### What you have to do
Pull out every line in the records that contains the string "Sarh", matching case exactly.

### Excerpted records
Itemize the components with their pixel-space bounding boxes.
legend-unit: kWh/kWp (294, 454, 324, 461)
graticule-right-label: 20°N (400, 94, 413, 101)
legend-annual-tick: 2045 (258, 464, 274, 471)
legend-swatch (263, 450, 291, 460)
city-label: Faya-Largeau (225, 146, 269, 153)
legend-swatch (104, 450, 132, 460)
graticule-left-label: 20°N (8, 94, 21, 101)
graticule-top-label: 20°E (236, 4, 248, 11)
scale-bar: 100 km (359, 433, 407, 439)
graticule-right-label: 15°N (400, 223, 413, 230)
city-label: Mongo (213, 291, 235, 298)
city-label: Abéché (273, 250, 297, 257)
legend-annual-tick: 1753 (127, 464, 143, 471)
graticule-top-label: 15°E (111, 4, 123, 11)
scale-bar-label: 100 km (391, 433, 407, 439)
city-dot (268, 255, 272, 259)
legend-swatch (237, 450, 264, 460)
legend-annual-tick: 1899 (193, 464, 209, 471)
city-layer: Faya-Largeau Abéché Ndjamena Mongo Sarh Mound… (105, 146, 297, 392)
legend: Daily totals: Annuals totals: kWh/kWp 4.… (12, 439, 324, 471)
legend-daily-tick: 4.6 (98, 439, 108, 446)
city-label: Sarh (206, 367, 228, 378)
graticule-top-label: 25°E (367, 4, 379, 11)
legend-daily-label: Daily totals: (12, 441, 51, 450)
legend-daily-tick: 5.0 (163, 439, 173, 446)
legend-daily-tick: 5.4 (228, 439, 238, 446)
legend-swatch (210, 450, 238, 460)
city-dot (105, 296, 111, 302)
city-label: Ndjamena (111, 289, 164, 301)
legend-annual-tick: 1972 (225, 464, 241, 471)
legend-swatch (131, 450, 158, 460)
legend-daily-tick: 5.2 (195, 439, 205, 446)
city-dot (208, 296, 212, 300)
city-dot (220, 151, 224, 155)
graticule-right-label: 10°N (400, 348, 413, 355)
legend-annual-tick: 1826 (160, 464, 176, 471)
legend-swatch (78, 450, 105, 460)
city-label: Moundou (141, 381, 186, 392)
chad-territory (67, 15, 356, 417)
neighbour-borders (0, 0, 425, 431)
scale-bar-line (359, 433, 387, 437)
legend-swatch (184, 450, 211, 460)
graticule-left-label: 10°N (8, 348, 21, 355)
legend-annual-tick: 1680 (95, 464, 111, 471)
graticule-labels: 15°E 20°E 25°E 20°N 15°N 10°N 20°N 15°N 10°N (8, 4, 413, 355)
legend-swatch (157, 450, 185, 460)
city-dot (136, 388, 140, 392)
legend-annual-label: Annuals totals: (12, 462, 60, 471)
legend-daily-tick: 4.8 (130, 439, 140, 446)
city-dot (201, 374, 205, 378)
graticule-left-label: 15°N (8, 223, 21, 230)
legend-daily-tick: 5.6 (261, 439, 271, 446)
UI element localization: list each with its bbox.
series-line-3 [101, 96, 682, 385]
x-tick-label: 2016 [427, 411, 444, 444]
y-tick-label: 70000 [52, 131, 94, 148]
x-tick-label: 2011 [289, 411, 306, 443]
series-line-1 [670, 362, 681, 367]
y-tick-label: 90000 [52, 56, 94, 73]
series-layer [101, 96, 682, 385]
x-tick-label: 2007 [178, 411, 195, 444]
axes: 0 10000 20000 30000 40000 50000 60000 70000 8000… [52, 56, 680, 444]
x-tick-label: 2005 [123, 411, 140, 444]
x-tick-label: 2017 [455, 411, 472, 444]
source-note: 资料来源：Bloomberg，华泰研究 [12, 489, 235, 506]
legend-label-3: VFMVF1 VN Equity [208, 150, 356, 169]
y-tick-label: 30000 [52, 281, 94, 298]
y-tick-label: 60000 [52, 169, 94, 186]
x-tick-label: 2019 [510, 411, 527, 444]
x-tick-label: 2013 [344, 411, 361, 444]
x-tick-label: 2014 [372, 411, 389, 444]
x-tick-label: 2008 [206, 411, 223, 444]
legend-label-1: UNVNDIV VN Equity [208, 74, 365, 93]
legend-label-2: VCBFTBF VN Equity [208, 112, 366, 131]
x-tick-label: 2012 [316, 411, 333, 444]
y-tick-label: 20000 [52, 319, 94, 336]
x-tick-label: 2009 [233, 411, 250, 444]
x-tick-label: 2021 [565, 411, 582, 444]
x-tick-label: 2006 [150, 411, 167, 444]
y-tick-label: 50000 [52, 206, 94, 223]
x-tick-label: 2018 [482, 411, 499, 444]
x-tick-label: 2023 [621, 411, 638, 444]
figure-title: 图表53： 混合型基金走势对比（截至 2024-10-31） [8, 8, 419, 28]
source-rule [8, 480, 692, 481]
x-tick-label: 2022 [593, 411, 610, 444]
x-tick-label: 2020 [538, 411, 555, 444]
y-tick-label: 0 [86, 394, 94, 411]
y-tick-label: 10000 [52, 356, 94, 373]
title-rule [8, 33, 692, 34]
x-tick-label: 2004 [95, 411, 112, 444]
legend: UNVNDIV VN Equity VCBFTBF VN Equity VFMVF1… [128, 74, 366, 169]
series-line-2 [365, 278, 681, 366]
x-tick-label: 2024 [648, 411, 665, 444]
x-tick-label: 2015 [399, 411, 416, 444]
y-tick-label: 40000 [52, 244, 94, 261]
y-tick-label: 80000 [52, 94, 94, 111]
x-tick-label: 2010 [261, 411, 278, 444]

### Solved problem
city-layer: Faya-Largeau Abéché Ndjamena Mongo Sarh Mound… (105, 146, 297, 392)
city-label: Sarh (206, 367, 228, 378)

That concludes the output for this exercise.